- EXERCISE OBJECTIVE
Look for the word "this" in each line and report the count of matching lines, with nothing added.
— Start of DATA RECORDS —
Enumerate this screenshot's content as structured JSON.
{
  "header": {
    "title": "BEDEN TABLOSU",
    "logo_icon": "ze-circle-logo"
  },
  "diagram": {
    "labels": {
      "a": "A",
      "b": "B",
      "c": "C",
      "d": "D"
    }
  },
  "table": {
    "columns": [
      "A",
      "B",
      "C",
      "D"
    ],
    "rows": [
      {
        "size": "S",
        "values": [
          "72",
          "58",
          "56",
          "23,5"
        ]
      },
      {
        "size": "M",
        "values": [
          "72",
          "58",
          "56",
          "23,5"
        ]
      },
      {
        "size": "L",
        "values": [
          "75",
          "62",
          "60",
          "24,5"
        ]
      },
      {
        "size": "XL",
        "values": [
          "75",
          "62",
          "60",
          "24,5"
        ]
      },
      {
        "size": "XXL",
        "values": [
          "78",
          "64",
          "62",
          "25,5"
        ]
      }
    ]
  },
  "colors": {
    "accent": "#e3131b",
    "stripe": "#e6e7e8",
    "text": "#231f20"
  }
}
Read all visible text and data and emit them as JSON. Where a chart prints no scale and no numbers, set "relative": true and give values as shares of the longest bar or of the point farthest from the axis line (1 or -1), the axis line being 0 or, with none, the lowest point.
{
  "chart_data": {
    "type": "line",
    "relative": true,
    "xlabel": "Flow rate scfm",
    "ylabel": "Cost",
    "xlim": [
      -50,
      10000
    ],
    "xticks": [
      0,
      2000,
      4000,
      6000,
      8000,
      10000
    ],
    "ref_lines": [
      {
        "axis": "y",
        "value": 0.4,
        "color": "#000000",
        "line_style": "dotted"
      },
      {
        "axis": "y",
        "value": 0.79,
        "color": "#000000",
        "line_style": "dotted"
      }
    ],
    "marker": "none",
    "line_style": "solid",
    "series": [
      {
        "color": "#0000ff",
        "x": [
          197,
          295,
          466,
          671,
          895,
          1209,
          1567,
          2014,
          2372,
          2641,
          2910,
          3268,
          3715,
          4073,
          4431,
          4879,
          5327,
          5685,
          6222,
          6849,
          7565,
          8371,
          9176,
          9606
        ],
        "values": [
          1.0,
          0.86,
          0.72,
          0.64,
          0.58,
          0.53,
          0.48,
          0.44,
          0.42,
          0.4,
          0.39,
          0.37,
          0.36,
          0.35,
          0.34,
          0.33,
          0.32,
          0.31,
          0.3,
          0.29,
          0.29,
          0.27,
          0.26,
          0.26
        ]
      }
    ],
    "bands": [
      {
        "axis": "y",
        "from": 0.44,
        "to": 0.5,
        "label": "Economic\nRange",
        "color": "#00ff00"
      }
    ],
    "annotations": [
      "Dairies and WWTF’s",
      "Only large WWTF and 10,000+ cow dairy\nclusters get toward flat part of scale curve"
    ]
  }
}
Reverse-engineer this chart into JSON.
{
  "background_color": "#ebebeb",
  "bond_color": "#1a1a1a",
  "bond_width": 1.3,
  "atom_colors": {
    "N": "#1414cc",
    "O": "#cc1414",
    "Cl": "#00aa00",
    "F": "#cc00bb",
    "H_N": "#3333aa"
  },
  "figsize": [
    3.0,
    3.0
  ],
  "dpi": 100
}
— End of DATA RECORDS —
- SOLVED PROBLEM
2